### The records

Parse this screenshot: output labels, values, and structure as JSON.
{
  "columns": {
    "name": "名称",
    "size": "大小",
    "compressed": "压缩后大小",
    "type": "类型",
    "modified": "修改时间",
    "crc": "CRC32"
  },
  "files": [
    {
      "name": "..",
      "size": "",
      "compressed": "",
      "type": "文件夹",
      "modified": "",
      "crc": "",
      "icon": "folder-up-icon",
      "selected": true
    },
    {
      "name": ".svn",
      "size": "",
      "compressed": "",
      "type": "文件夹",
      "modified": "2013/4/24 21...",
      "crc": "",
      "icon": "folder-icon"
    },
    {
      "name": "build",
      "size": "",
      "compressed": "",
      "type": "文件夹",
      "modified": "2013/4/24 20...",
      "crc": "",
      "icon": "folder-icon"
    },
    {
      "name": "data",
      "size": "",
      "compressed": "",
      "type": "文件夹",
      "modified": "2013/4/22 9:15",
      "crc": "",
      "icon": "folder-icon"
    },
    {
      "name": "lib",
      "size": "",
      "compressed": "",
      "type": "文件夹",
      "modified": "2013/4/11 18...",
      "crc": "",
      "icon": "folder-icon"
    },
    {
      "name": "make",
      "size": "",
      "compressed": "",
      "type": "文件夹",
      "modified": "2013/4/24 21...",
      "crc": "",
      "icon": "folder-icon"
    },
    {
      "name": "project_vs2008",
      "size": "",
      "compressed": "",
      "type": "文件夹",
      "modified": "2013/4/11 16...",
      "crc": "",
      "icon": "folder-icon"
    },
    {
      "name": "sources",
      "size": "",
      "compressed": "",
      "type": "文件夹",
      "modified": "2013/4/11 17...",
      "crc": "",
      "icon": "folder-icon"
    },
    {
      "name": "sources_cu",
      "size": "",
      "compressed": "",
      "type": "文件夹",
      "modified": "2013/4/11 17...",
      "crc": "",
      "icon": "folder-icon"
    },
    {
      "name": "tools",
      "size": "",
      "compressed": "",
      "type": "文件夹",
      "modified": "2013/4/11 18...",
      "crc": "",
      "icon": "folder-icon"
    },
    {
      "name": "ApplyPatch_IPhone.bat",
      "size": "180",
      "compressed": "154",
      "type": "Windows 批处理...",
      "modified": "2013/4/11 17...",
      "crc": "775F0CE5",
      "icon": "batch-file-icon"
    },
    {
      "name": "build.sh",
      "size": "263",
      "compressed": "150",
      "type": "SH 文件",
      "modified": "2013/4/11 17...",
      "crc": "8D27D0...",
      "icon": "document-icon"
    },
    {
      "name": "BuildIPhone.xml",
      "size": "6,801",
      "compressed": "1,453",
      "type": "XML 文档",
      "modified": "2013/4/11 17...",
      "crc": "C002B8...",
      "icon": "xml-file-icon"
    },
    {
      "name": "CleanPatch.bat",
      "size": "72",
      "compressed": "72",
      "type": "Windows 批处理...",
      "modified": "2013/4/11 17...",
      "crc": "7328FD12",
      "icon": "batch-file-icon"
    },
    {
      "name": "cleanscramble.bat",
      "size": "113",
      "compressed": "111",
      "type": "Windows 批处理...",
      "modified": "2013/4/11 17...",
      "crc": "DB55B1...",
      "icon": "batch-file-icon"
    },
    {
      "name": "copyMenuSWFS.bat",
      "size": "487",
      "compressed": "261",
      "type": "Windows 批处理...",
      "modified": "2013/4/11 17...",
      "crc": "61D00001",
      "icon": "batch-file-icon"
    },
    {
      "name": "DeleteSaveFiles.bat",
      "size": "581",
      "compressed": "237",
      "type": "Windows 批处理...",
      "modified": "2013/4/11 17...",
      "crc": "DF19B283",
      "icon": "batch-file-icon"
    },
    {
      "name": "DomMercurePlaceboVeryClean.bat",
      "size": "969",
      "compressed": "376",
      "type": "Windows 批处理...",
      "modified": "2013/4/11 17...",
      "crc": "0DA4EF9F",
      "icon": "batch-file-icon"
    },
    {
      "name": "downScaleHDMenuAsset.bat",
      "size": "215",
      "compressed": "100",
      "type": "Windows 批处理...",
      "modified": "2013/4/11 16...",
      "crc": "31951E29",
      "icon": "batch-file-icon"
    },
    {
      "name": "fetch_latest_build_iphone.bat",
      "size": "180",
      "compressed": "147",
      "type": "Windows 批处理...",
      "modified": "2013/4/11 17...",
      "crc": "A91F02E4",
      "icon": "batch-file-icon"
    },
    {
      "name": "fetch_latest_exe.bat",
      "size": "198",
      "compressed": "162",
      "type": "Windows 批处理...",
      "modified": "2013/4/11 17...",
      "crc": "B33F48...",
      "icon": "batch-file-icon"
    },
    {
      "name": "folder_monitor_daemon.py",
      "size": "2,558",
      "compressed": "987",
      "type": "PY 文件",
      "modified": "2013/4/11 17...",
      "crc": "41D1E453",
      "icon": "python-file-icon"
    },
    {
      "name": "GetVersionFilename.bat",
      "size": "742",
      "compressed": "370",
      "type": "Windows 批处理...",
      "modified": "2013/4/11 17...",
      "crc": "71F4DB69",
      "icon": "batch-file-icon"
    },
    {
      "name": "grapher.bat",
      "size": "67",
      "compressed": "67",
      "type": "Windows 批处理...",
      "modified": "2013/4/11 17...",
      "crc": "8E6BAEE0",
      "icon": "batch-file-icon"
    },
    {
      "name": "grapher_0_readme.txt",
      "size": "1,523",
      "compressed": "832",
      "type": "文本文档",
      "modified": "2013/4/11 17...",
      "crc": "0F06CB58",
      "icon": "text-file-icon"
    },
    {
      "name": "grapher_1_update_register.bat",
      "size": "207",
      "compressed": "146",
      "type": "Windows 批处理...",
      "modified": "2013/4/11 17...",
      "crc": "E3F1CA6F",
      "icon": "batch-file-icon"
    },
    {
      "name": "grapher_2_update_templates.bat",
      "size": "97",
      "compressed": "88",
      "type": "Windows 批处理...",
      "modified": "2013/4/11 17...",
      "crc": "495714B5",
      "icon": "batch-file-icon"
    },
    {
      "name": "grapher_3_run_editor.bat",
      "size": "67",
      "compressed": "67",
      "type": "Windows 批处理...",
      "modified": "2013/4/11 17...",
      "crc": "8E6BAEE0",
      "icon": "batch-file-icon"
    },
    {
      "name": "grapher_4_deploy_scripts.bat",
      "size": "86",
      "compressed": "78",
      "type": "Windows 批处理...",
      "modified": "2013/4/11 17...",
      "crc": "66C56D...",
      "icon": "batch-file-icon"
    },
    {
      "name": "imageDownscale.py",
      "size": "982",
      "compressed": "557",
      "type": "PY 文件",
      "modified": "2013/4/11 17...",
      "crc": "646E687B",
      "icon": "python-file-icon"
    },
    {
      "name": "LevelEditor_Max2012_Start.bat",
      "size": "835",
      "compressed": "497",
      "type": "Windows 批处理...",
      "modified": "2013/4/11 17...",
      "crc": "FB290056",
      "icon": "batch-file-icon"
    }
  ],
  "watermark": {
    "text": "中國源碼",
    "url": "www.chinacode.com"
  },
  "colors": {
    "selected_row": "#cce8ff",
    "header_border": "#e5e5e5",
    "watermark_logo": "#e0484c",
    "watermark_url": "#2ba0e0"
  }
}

######

Give the records above again, word for word.

Parse this screenshot: output labels, values, and structure as JSON.
{
  "columns": {
    "name": "名称",
    "size": "大小",
    "compressed": "压缩后大小",
    "type": "类型",
    "modified": "修改时间",
    "crc": "CRC32"
  },
  "files": [
    {
      "name": "..",
      "size": "",
      "compressed": "",
      "type": "文件夹",
      "modified": "",
      "crc": "",
      "icon": "folder-up-icon",
      "selected": true
    },
    {
      "name": ".svn",
      "size": "",
      "compressed": "",
      "type": "文件夹",
      "modified": "2013/4/24 21...",
      "crc": "",
      "icon": "folder-icon"
    },
    {
      "name": "build",
      "size": "",
      "compressed": "",
      "type": "文件夹",
      "modified": "2013/4/24 20...",
      "crc": "",
      "icon": "folder-icon"
    },
    {
      "name": "data",
      "size": "",
      "compressed": "",
      "type": "文件夹",
      "modified": "2013/4/22 9:15",
      "crc": "",
      "icon": "folder-icon"
    },
    {
      "name": "lib",
      "size": "",
      "compressed": "",
      "type": "文件夹",
      "modified": "2013/4/11 18...",
      "crc": "",
      "icon": "folder-icon"
    },
    {
      "name": "make",
      "size": "",
      "compressed": "",
      "type": "文件夹",
      "modified": "2013/4/24 21...",
      "crc": "",
      "icon": "folder-icon"
    },
    {
      "name": "project_vs2008",
      "size": "",
      "compressed": "",
      "type": "文件夹",
      "modified": "2013/4/11 16...",
      "crc": "",
      "icon": "folder-icon"
    },
    {
      "name": "sources",
      "size": "",
      "compressed": "",
      "type": "文件夹",
      "modified": "2013/4/11 17...",
      "crc": "",
      "icon": "folder-icon"
    },
    {
      "name": "sources_cu",
      "size": "",
      "compressed": "",
      "type": "文件夹",
      "modified": "2013/4/11 17...",
      "crc": "",
      "icon": "folder-icon"
    },
    {
      "name": "tools",
      "size": "",
      "compressed": "",
      "type": "文件夹",
      "modified": "2013/4/11 18...",
      "crc": "",
      "icon": "folder-icon"
    },
    {
      "name": "ApplyPatch_IPhone.bat",
      "size": "180",
      "compressed": "154",
      "type": "Windows 批处理...",
      "modified": "2013/4/11 17...",
      "crc": "775F0CE5",
      "icon": "batch-file-icon"
    },
    {
      "name": "build.sh",
      "size": "263",
      "compressed": "150",
      "type": "SH 文件",
      "modified": "2013/4/11 17...",
      "crc": "8D27D0...",
      "icon": "document-icon"
    },
    {
      "name": "BuildIPhone.xml",
      "size": "6,801",
      "compressed": "1,453",
      "type": "XML 文档",
      "modified": "2013/4/11 17...",
      "crc": "C002B8...",
      "icon": "xml-file-icon"
    },
    {
      "name": "CleanPatch.bat",
      "size": "72",
      "compressed": "72",
      "type": "Windows 批处理...",
      "modified": "2013/4/11 17...",
      "crc": "7328FD12",
      "icon": "batch-file-icon"
    },
    {
      "name": "cleanscramble.bat",
      "size": "113",
      "compressed": "111",
      "type": "Windows 批处理...",
      "modified": "2013/4/11 17...",
      "crc": "DB55B1...",
      "icon": "batch-file-icon"
    },
    {
      "name": "copyMenuSWFS.bat",
      "size": "487",
      "compressed": "261",
      "type": "Windows 批处理...",
      "modified": "2013/4/11 17...",
      "crc": "61D00001",
      "icon": "batch-file-icon"
    },
    {
      "name": "DeleteSaveFiles.bat",
      "size": "581",
      "compressed": "237",
      "type": "Windows 批处理...",
      "modified": "2013/4/11 17...",
      "crc": "DF19B283",
      "icon": "batch-file-icon"
    },
    {
      "name": "DomMercurePlaceboVeryClean.bat",
      "size": "969",
      "compressed": "376",
      "type": "Windows 批处理...",
      "modified": "2013/4/11 17...",
      "crc": "0DA4EF9F",
      "icon": "batch-file-icon"
    },
    {
      "name": "downScaleHDMenuAsset.bat",
      "size": "215",
      "compressed": "100",
      "type": "Windows 批处理...",
      "modified": "2013/4/11 16...",
      "crc": "31951E29",
      "icon": "batch-file-icon"
    },
    {
      "name": "fetch_latest_build_iphone.bat",
      "size": "180",
      "compressed": "147",
      "type": "Windows 批处理...",
      "modified": "2013/4/11 17...",
      "crc": "A91F02E4",
      "icon": "batch-file-icon"
    },
    {
      "name": "fetch_latest_exe.bat",
      "size": "198",
      "compressed": "162",
      "type": "Windows 批处理...",
      "modified": "2013/4/11 17...",
      "crc": "B33F48...",
      "icon": "batch-file-icon"
    },
    {
      "name": "folder_monitor_daemon.py",
      "size": "2,558",
      "compressed": "987",
      "type": "PY 文件",
      "modified": "2013/4/11 17...",
      "crc": "41D1E453",
      "icon": "python-file-icon"
    },
    {
      "name": "GetVersionFilename.bat",
      "size": "742",
      "compressed": "370",
      "type": "Windows 批处理...",
      "modified": "2013/4/11 17...",
      "crc": "71F4DB69",
      "icon": "batch-file-icon"
    },
    {
      "name": "grapher.bat",
      "size": "67",
      "compressed": "67",
      "type": "Windows 批处理...",
      "modified": "2013/4/11 17...",
      "crc": "8E6BAEE0",
      "icon": "batch-file-icon"
    },
    {
      "name": "grapher_0_readme.txt",
      "size": "1,523",
      "compressed": "832",
      "type": "文本文档",
      "modified": "2013/4/11 17...",
      "crc": "0F06CB58",
      "icon": "text-file-icon"
    },
    {
      "name": "grapher_1_update_register.bat",
      "size": "207",
      "compressed": "146",
      "type": "Windows 批处理...",
      "modified": "2013/4/11 17...",
      "crc": "E3F1CA6F",
      "icon": "batch-file-icon"
    },
    {
      "name": "grapher_2_update_templates.bat",
      "size": "97",
      "compressed": "88",
      "type": "Windows 批处理...",
      "modified": "2013/4/11 17...",
      "crc": "495714B5",
      "icon": "batch-file-icon"
    },
    {
      "name": "grapher_3_run_editor.bat",
      "size": "67",
      "compressed": "67",
      "type": "Windows 批处理...",
      "modified": "2013/4/11 17...",
      "crc": "8E6BAEE0",
      "icon": "batch-file-icon"
    },
    {
      "name": "grapher_4_deploy_scripts.bat",
      "size": "86",
      "compressed": "78",
      "type": "Windows 批处理...",
      "modified": "2013/4/11 17...",
      "crc": "66C56D...",
      "icon": "batch-file-icon"
    },
    {
      "name": "imageDownscale.py",
      "size": "982",
      "compressed": "557",
      "type": "PY 文件",
      "modified": "2013/4/11 17...",
      "crc": "646E687B",
      "icon": "python-file-icon"
    },
    {
      "name": "LevelEditor_Max2012_Start.bat",
      "size": "835",
      "compressed": "497",
      "type": "Windows 批处理...",
      "modified": "2013/4/11 17...",
      "crc": "FB290056",
      "icon": "batch-file-icon"
    }
  ],
  "watermark": {
    "text": "中國源碼",
    "url": "www.chinacode.com"
  },
  "colors": {
    "selected_row": "#cce8ff",
    "header_border": "#e5e5e5",
    "watermark_logo": "#e0484c",
    "watermark_url": "#2ba0e0"
  }
}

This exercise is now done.